__Task to complete__
List each line of the data in which the string "image" appears.

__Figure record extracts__

[START]

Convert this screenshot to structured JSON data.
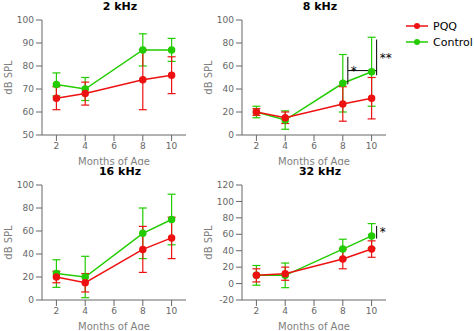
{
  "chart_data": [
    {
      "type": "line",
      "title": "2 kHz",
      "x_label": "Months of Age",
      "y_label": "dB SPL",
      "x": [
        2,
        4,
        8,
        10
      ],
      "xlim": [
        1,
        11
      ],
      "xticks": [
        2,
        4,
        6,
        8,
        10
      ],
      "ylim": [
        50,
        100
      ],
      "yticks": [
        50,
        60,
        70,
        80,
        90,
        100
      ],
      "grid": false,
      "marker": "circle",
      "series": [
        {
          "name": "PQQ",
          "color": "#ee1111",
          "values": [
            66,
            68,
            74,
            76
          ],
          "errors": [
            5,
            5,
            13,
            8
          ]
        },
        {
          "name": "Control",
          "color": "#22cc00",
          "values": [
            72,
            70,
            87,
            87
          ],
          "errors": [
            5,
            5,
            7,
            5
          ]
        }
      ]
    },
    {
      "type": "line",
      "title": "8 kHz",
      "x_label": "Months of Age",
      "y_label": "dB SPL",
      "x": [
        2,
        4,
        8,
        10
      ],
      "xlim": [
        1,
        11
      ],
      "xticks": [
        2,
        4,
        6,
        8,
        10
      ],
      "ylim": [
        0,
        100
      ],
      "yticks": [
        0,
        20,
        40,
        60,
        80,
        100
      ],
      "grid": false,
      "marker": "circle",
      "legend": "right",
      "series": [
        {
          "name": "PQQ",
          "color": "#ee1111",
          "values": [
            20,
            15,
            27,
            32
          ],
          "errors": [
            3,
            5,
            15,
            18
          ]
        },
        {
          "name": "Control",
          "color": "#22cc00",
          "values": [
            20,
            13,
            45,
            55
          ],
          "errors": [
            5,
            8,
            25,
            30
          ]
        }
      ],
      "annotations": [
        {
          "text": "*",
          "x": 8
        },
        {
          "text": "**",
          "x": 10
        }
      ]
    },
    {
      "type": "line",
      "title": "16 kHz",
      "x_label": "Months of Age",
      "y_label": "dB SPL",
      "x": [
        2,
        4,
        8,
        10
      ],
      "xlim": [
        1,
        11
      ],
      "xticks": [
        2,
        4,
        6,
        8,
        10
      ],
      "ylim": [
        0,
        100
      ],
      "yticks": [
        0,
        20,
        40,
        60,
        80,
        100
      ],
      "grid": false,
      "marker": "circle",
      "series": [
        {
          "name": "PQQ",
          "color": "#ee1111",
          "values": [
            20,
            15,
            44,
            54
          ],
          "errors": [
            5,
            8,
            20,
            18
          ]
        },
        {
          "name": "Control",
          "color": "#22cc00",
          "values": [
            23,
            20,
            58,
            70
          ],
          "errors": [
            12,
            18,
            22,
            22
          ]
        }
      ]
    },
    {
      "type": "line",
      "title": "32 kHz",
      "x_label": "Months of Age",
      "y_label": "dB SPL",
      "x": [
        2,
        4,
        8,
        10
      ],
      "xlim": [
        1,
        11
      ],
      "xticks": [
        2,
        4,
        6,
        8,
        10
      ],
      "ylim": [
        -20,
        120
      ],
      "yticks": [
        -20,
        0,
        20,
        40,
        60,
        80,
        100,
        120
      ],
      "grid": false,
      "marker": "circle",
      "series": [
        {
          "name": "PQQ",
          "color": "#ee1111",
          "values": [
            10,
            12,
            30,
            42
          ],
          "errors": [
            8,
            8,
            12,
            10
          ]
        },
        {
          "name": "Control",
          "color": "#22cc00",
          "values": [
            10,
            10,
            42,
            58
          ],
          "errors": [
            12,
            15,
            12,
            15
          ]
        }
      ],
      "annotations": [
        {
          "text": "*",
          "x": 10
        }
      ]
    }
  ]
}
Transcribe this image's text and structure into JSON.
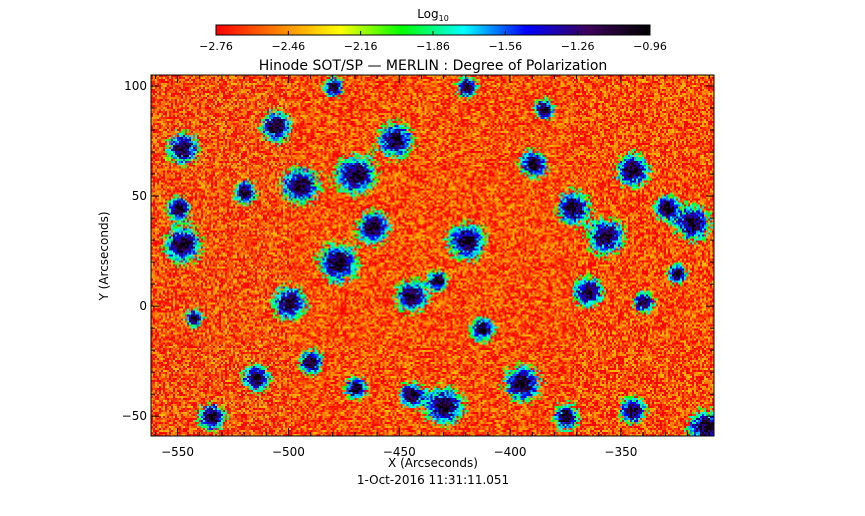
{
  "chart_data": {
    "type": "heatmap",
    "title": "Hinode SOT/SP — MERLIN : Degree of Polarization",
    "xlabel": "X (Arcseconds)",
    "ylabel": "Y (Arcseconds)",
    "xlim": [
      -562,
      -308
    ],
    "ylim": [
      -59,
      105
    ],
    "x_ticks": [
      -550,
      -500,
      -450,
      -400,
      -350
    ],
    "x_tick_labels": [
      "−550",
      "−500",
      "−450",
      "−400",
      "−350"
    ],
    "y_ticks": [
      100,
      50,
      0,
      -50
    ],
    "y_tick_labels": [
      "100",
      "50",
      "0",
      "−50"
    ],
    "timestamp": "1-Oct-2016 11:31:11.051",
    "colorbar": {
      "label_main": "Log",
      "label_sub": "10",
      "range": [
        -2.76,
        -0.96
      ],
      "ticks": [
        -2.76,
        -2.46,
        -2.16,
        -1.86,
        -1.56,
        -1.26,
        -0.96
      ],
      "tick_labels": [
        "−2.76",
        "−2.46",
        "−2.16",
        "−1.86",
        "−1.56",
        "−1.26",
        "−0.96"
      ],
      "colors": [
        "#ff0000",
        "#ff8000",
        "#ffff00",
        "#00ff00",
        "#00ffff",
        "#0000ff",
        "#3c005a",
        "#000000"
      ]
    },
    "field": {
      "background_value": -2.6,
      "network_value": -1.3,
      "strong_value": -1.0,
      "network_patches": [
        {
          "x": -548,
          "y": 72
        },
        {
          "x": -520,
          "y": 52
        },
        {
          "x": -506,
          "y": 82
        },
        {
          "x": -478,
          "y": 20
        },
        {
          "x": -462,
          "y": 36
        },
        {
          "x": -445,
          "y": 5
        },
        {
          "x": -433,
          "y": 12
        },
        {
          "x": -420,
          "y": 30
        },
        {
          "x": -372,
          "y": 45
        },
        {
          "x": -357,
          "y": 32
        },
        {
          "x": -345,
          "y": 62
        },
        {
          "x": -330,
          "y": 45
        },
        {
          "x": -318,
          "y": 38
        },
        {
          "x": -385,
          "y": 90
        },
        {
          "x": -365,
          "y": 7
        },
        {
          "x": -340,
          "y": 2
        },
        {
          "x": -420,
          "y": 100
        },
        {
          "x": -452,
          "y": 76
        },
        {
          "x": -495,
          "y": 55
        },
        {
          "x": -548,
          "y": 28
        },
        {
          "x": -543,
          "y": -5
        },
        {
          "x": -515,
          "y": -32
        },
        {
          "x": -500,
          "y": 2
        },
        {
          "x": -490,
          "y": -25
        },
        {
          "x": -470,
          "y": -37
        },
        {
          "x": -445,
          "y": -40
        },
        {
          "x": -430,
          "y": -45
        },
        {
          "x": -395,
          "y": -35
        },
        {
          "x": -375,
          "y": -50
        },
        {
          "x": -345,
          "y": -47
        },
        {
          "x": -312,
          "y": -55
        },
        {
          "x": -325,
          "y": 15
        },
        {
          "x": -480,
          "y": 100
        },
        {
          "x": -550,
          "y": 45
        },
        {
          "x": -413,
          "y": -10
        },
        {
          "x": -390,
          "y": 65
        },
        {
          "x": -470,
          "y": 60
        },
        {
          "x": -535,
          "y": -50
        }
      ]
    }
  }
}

[END]
[START]

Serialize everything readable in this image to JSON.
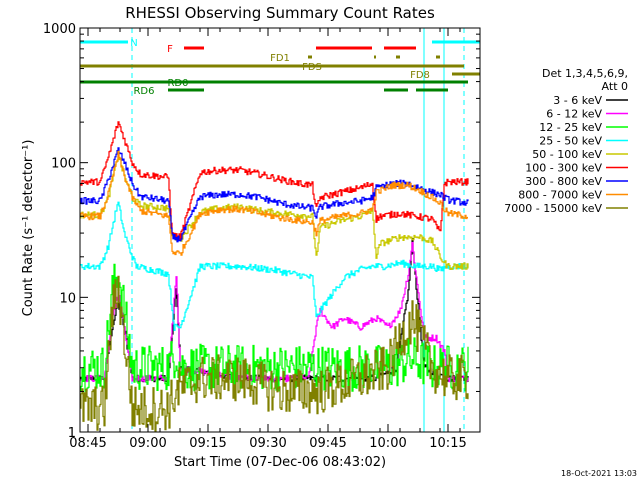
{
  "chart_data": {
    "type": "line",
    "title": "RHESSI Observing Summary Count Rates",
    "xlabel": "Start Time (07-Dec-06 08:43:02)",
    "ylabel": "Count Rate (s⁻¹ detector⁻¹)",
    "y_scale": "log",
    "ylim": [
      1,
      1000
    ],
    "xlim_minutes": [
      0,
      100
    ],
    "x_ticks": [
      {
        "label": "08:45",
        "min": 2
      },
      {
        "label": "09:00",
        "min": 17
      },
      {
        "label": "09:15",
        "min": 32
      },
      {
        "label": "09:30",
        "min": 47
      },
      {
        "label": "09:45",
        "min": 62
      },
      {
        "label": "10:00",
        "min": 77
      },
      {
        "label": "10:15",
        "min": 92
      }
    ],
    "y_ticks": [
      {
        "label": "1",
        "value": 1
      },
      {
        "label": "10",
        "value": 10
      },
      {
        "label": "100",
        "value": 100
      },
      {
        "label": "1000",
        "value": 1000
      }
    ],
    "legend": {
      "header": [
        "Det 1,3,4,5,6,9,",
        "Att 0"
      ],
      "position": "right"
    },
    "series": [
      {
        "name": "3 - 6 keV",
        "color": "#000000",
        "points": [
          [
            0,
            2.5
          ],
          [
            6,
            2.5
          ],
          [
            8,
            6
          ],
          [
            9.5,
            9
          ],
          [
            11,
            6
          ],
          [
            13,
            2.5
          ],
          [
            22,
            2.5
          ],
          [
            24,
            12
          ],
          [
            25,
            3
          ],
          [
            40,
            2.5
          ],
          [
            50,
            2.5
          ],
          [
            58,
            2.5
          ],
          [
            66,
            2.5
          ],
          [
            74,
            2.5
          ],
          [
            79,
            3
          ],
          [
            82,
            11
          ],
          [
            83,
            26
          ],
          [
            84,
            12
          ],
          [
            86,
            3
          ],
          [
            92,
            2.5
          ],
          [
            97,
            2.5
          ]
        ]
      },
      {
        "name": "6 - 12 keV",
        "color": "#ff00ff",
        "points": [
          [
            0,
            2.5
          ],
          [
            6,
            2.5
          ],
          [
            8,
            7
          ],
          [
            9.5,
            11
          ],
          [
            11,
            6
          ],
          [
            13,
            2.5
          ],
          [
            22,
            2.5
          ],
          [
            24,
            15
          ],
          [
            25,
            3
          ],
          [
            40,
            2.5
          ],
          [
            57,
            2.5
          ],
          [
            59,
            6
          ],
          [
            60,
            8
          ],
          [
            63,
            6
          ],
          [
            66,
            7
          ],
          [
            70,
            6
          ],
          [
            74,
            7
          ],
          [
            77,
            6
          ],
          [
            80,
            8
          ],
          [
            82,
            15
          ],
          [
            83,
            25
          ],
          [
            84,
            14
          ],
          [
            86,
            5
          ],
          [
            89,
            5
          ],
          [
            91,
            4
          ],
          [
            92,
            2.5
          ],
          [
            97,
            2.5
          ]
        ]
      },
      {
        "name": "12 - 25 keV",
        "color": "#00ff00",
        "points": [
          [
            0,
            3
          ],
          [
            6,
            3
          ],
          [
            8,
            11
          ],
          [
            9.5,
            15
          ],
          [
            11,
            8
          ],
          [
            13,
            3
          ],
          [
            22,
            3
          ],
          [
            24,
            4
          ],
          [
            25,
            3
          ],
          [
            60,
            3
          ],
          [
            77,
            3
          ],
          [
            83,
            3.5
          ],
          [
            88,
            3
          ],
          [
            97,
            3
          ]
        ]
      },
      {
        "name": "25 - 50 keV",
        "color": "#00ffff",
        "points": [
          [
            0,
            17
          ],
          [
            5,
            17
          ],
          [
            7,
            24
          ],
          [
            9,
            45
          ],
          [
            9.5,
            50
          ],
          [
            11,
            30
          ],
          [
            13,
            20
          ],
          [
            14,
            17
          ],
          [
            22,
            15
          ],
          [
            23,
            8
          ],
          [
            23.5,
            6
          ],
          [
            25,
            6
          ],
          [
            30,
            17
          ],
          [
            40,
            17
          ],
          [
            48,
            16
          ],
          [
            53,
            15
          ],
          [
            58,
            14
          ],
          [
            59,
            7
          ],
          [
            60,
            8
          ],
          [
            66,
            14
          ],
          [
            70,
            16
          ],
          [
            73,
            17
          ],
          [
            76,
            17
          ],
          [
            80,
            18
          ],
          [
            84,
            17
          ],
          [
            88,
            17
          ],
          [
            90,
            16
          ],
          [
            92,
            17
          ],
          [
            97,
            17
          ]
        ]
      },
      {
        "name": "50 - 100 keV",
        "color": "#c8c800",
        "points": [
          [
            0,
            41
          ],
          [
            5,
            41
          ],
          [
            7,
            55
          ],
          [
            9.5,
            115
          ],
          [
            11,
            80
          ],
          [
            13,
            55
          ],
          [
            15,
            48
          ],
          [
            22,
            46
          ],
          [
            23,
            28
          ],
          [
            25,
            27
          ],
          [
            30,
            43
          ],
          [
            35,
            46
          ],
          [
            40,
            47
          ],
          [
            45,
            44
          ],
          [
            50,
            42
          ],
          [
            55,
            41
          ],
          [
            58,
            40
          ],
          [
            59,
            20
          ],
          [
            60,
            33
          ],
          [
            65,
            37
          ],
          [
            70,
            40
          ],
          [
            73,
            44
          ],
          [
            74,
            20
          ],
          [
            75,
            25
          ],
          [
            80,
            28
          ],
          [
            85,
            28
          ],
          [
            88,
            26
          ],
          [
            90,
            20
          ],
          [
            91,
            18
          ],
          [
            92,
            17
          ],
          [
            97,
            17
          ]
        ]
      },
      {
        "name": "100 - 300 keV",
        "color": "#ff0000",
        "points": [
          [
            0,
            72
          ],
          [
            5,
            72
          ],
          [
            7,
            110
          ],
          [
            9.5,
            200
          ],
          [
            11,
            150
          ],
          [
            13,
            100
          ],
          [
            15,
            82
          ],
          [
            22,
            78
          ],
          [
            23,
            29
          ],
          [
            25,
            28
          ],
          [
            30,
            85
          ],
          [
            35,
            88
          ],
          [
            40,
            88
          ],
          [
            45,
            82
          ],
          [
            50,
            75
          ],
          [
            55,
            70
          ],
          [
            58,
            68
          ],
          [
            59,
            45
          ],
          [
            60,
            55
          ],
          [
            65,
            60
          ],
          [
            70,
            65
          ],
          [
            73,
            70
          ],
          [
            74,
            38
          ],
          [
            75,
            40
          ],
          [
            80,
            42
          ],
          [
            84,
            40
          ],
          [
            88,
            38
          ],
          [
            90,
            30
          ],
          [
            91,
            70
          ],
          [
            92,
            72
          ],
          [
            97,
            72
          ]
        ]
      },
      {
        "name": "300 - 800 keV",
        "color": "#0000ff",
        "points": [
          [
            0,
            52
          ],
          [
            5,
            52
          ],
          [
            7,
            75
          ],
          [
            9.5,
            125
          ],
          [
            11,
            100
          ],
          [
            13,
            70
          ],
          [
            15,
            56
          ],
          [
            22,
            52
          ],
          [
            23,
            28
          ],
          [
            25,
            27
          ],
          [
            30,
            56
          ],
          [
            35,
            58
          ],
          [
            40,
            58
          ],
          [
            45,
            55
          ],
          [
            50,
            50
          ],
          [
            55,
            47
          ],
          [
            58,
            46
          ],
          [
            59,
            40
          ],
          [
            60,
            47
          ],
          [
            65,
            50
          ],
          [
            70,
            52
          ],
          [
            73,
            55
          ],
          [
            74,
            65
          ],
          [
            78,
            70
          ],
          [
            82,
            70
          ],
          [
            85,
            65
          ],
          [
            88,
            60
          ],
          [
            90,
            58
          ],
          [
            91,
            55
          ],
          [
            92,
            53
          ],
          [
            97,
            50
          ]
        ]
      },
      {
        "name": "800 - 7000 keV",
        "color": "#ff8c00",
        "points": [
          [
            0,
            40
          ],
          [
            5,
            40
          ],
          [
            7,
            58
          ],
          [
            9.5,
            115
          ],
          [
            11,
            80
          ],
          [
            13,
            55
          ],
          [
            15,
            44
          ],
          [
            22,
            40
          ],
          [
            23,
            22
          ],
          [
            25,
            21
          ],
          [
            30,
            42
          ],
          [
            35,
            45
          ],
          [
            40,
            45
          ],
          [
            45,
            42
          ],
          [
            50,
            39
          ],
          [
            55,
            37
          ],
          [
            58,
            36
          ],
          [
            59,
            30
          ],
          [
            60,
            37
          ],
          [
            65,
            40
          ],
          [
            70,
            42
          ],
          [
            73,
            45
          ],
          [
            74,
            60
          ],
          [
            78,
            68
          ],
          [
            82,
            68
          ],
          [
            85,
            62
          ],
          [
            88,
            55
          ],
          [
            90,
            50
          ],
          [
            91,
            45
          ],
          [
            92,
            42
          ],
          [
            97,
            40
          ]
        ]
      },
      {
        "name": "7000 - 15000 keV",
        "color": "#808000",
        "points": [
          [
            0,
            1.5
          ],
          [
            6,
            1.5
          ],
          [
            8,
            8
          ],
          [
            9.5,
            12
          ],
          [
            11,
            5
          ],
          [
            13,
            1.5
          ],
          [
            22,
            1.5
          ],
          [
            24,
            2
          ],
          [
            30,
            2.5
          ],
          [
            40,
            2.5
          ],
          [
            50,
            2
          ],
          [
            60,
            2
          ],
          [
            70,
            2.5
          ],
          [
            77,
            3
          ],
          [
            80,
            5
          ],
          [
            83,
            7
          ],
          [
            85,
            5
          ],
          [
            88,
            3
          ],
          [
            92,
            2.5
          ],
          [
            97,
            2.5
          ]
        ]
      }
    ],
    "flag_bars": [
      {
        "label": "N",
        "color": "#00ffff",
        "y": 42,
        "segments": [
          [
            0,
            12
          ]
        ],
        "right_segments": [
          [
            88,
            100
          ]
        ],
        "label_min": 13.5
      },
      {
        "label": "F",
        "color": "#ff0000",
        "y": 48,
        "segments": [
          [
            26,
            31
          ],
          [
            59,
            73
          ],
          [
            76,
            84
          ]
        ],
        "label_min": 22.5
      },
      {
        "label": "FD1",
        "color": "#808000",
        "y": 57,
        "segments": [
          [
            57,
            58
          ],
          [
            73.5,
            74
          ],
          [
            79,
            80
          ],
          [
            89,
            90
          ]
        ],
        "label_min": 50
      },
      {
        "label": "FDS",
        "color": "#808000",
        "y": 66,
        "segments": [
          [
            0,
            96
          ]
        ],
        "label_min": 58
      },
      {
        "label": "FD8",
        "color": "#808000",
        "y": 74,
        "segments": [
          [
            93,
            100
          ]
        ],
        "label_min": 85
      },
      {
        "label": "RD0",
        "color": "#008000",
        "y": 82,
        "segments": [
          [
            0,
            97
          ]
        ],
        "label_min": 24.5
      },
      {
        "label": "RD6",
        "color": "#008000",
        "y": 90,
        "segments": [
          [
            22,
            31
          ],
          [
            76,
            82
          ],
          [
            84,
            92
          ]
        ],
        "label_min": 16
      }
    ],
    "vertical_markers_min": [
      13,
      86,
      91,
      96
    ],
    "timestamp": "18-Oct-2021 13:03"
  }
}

[END]

__Completed exercise__
Transcribe this image's text and structure into JSON.
Serialize everything readable in this image to JSON.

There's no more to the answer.